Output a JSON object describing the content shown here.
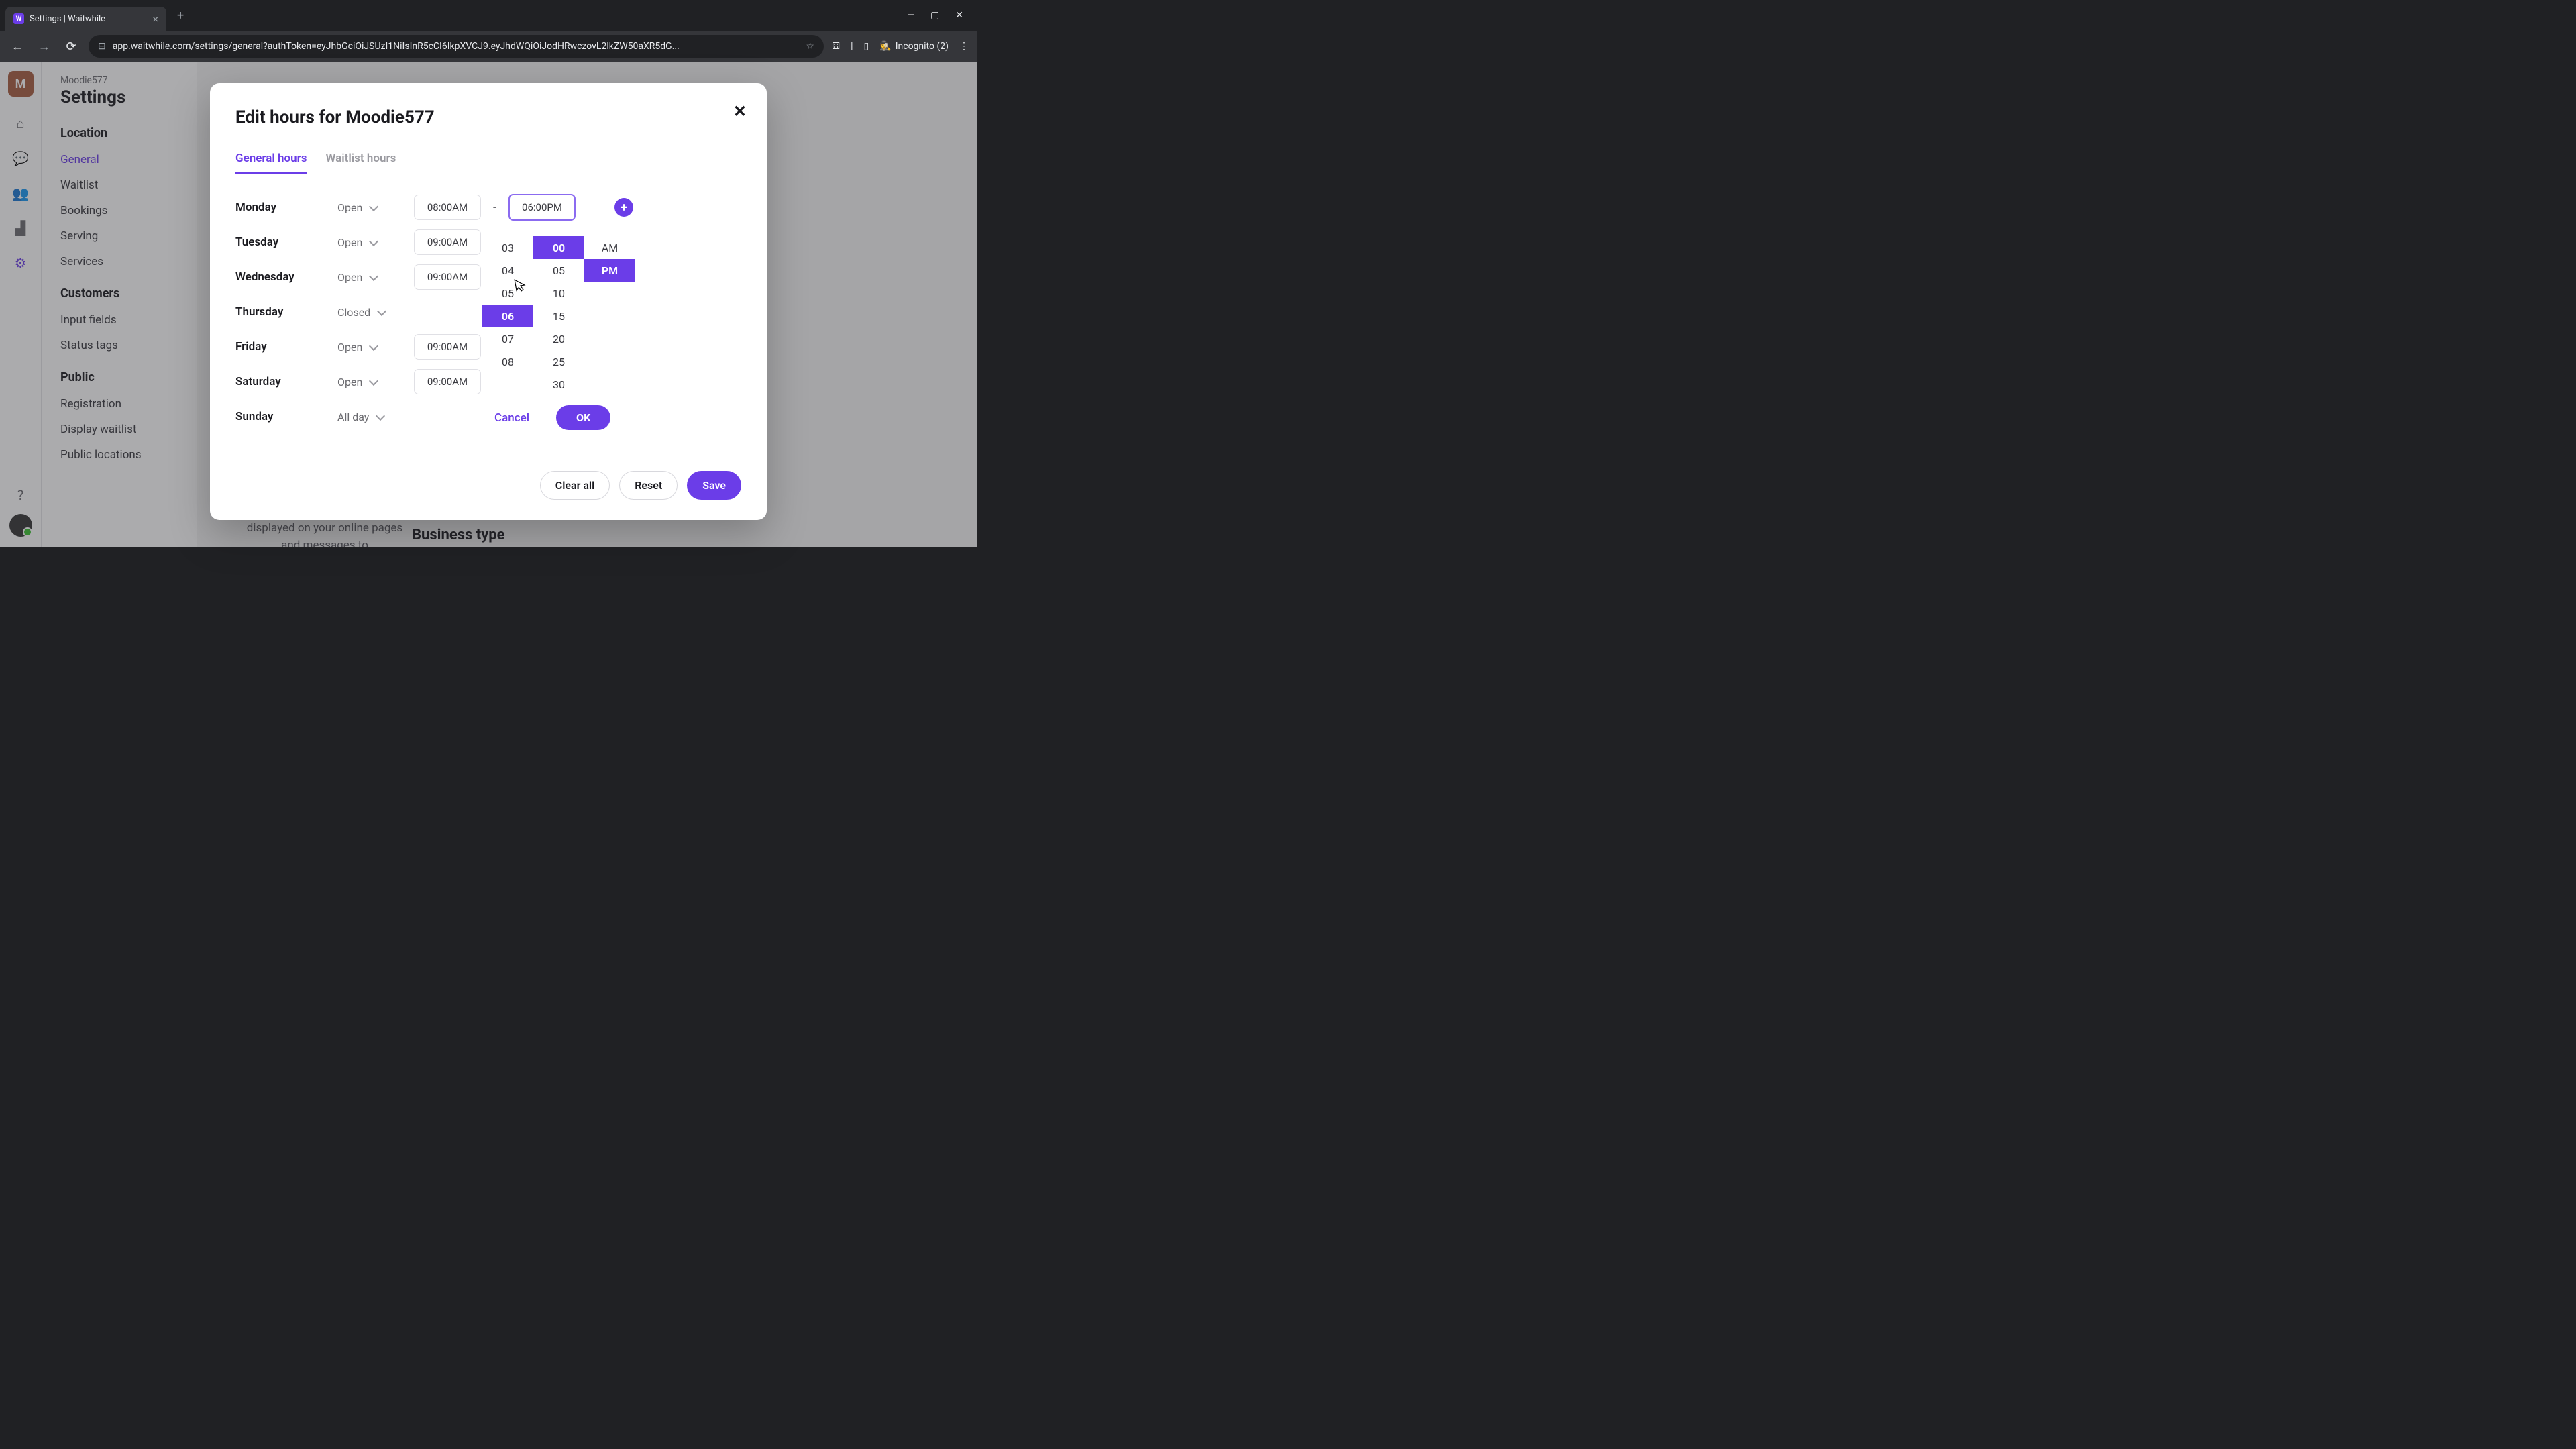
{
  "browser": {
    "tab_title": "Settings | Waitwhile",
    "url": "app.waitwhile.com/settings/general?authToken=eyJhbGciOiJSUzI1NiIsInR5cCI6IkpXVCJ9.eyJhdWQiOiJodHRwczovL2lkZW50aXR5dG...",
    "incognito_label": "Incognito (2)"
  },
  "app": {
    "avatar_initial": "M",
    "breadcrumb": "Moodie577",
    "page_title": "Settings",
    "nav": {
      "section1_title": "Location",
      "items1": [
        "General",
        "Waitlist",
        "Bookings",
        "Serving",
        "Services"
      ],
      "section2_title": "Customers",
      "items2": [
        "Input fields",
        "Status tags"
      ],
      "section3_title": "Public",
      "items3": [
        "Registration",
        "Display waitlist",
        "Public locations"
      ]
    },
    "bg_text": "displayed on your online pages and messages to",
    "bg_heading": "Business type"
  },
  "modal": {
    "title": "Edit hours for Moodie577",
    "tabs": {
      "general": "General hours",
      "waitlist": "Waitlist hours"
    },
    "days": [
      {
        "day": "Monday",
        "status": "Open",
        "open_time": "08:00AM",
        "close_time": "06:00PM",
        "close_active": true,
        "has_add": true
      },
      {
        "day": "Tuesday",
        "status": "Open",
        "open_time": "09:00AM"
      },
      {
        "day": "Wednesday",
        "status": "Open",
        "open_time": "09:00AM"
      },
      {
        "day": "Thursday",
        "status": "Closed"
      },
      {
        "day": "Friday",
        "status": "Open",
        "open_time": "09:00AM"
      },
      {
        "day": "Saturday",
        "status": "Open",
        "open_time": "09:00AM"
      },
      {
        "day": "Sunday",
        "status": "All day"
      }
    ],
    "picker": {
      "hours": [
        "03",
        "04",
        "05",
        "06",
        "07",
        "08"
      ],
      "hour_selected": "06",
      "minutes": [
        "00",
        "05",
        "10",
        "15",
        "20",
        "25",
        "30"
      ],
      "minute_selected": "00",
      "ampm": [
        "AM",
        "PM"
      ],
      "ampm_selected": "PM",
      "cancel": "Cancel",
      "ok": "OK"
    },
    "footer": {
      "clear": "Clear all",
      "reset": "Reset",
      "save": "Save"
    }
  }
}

◆ ◆ ◆ ◆ ◆ ◆ ◆

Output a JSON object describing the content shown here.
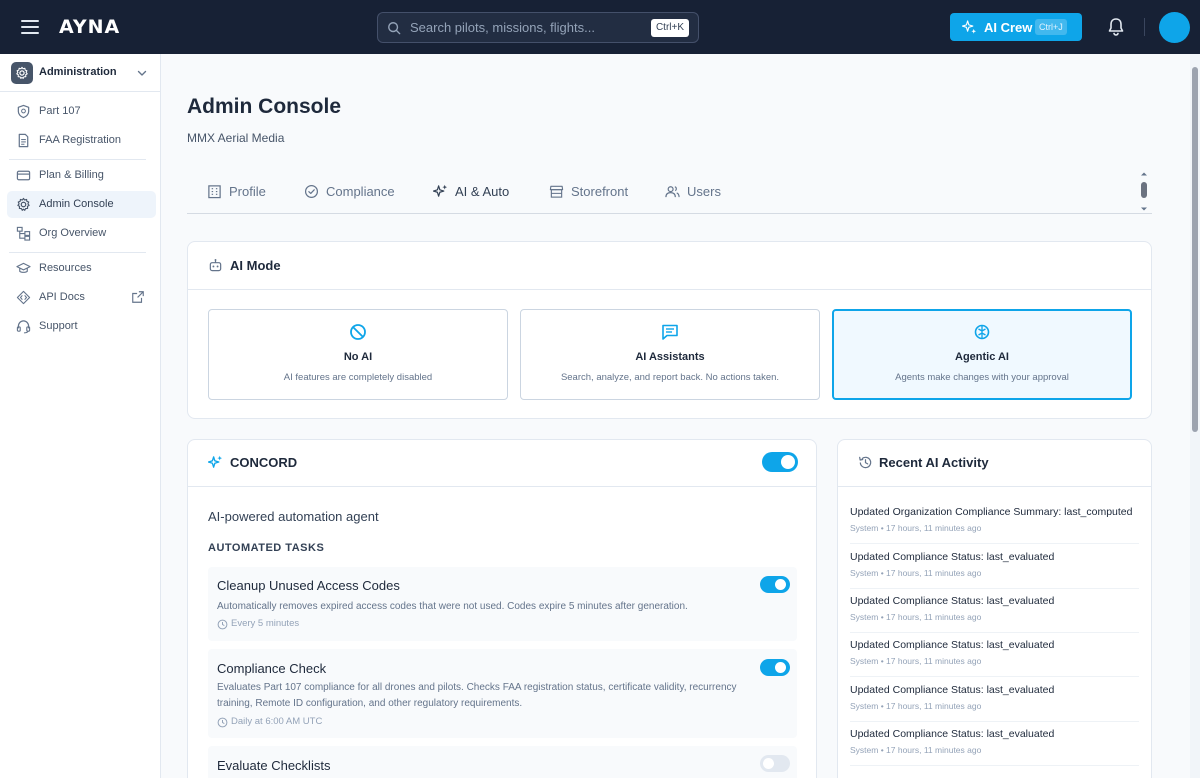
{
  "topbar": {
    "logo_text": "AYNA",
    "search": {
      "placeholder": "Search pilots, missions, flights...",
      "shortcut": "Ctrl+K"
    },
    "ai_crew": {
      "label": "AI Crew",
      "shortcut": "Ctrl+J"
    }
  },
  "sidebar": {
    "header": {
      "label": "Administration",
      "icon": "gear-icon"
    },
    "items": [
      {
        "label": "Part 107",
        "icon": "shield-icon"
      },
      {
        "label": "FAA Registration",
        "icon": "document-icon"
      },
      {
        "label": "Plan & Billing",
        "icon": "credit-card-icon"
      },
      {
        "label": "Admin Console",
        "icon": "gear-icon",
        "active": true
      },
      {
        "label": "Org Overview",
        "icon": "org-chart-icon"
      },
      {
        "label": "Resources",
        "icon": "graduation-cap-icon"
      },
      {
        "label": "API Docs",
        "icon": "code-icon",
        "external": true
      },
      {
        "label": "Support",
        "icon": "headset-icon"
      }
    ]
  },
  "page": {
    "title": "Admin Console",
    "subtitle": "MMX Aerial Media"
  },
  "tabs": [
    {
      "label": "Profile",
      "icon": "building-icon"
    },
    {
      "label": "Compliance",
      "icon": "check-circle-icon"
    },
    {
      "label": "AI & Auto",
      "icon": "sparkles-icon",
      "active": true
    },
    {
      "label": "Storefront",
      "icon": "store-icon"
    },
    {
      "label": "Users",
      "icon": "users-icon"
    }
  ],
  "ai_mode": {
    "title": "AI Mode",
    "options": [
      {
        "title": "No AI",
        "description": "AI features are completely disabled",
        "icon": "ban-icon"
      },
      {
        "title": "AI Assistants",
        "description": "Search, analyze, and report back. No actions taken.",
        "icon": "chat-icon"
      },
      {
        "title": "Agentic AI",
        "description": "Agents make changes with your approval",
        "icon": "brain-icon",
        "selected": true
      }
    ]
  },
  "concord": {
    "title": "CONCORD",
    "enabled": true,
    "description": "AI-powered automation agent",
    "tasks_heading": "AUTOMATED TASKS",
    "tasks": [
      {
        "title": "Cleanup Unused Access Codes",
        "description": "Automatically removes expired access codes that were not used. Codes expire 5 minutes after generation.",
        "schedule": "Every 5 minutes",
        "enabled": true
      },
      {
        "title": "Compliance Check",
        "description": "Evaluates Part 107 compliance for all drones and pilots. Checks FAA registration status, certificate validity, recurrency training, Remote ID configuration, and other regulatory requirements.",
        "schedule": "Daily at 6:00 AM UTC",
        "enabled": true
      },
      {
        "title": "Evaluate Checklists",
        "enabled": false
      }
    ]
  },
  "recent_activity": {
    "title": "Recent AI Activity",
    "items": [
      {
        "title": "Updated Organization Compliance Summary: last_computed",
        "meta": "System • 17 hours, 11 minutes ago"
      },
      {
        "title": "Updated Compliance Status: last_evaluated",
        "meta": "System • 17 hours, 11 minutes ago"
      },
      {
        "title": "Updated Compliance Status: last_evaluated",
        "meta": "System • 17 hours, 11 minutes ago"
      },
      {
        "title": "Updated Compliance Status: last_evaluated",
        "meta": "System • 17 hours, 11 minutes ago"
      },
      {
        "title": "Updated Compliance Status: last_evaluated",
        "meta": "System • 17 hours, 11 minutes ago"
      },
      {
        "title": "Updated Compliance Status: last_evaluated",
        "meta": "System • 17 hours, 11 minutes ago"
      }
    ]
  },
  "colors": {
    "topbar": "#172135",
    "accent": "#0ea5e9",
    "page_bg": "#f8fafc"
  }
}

◆ ◆ ◆ ◆ ◆ ◆ ◆

- Prompt -
Report how many lines of the records above contain the word "your", giving only the number.

- Task answer -
2